Set problem: Transcribe every entry word for word, leaving out all images.

Exercise inputs:
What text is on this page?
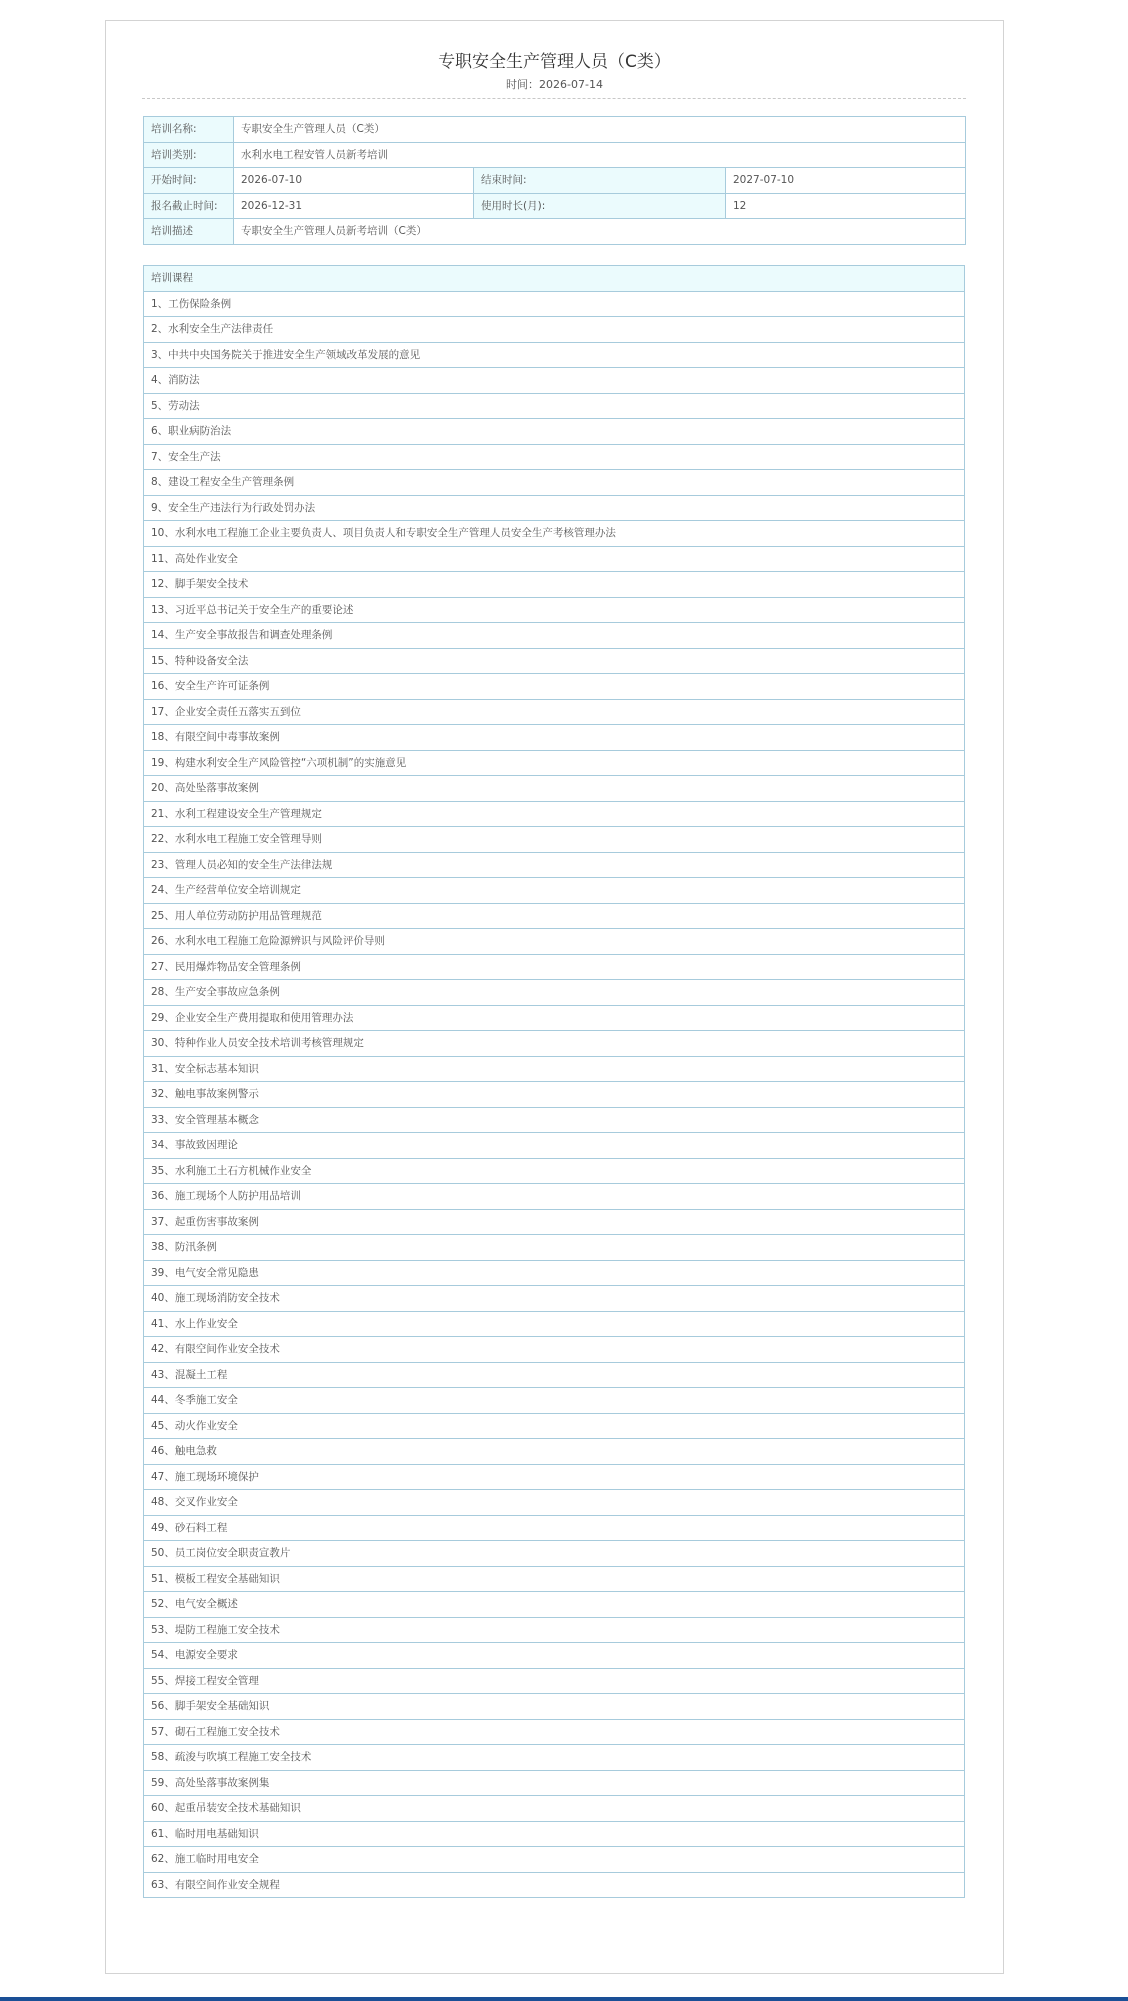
专职安全生产管理人员（C类）
时间：2026-07-14
培训名称:	专职安全生产管理人员（C类）		
培训类别:	水利水电工程安管人员新考培训		
开始时间:	2026-07-10	结束时间:	2027-07-10
报名截止时间:	2026-12-31	使用时长(月):	12
培训描述	专职安全生产管理人员新考培训（C类）		
培训课程
1、工伤保险条例
2、水利安全生产法律责任
3、中共中央国务院关于推进安全生产领域改革发展的意见
4、消防法
5、劳动法
6、职业病防治法
7、安全生产法
8、建设工程安全生产管理条例
9、安全生产违法行为行政处罚办法
10、水利水电工程施工企业主要负责人、项目负责人和专职安全生产管理人员安全生产考核管理办法
11、高处作业安全
12、脚手架安全技术
13、习近平总书记关于安全生产的重要论述
14、生产安全事故报告和调查处理条例
15、特种设备安全法
16、安全生产许可证条例
17、企业安全责任五落实五到位
18、有限空间中毒事故案例
19、构建水利安全生产风险管控“六项机制”的实施意见
20、高处坠落事故案例
21、水利工程建设安全生产管理规定
22、水利水电工程施工安全管理导则
23、管理人员必知的安全生产法律法规
24、生产经营单位安全培训规定
25、用人单位劳动防护用品管理规范
26、水利水电工程施工危险源辨识与风险评价导则
27、民用爆炸物品安全管理条例
28、生产安全事故应急条例
29、企业安全生产费用提取和使用管理办法
30、特种作业人员安全技术培训考核管理规定
31、安全标志基本知识
32、触电事故案例警示
33、安全管理基本概念
34、事故致因理论
35、水利施工土石方机械作业安全
36、施工现场个人防护用品培训
37、起重伤害事故案例
38、防汛条例
39、电气安全常见隐患
40、施工现场消防安全技术
41、水上作业安全
42、有限空间作业安全技术
43、混凝土工程
44、冬季施工安全
45、动火作业安全
46、触电急救
47、施工现场环境保护
48、交叉作业安全
49、砂石料工程
50、员工岗位安全职责宣教片
51、模板工程安全基础知识
52、电气安全概述
53、堤防工程施工安全技术
54、电源安全要求
55、焊接工程安全管理
56、脚手架安全基础知识
57、砌石工程施工安全技术
58、疏浚与吹填工程施工安全技术
59、高处坠落事故案例集
60、起重吊装安全技术基础知识
61、临时用电基础知识
62、施工临时用电安全
63、有限空间作业安全规程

Response for this exercise:
What text is on this page?
专职安全生产管理人员（C类）
时间：2026-07-14
培训名称:	专职安全生产管理人员（C类）		
培训类别:	水利水电工程安管人员新考培训		
开始时间:	2026-07-10	结束时间:	2027-07-10
报名截止时间:	2026-12-31	使用时长(月):	12
培训描述	专职安全生产管理人员新考培训（C类）		
培训课程
1、工伤保险条例
2、水利安全生产法律责任
3、中共中央国务院关于推进安全生产领域改革发展的意见
4、消防法
5、劳动法
6、职业病防治法
7、安全生产法
8、建设工程安全生产管理条例
9、安全生产违法行为行政处罚办法
10、水利水电工程施工企业主要负责人、项目负责人和专职安全生产管理人员安全生产考核管理办法
11、高处作业安全
12、脚手架安全技术
13、习近平总书记关于安全生产的重要论述
14、生产安全事故报告和调查处理条例
15、特种设备安全法
16、安全生产许可证条例
17、企业安全责任五落实五到位
18、有限空间中毒事故案例
19、构建水利安全生产风险管控“六项机制”的实施意见
20、高处坠落事故案例
21、水利工程建设安全生产管理规定
22、水利水电工程施工安全管理导则
23、管理人员必知的安全生产法律法规
24、生产经营单位安全培训规定
25、用人单位劳动防护用品管理规范
26、水利水电工程施工危险源辨识与风险评价导则
27、民用爆炸物品安全管理条例
28、生产安全事故应急条例
29、企业安全生产费用提取和使用管理办法
30、特种作业人员安全技术培训考核管理规定
31、安全标志基本知识
32、触电事故案例警示
33、安全管理基本概念
34、事故致因理论
35、水利施工土石方机械作业安全
36、施工现场个人防护用品培训
37、起重伤害事故案例
38、防汛条例
39、电气安全常见隐患
40、施工现场消防安全技术
41、水上作业安全
42、有限空间作业安全技术
43、混凝土工程
44、冬季施工安全
45、动火作业安全
46、触电急救
47、施工现场环境保护
48、交叉作业安全
49、砂石料工程
50、员工岗位安全职责宣教片
51、模板工程安全基础知识
52、电气安全概述
53、堤防工程施工安全技术
54、电源安全要求
55、焊接工程安全管理
56、脚手架安全基础知识
57、砌石工程施工安全技术
58、疏浚与吹填工程施工安全技术
59、高处坠落事故案例集
60、起重吊装安全技术基础知识
61、临时用电基础知识
62、施工临时用电安全
63、有限空间作业安全规程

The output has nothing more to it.